Dataset excerpts
"""
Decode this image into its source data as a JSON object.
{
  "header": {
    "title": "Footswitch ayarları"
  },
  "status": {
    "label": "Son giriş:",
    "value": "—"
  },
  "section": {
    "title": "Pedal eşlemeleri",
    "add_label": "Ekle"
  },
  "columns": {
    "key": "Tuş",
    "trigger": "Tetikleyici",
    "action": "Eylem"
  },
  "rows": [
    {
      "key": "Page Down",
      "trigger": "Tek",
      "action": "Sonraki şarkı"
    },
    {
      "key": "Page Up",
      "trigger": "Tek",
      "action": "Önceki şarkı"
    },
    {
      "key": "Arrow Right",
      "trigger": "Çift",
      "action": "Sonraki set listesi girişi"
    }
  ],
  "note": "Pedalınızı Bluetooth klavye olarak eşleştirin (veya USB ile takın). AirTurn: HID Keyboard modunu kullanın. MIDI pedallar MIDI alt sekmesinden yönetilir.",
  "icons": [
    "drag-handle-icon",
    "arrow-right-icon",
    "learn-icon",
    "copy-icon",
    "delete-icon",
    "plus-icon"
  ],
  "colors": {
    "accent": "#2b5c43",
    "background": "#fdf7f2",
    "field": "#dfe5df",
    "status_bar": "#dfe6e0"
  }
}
"""
Your goal: Each line of the material above either contains the word "title" or does not; state how many do, and nothing else.

Written response: 2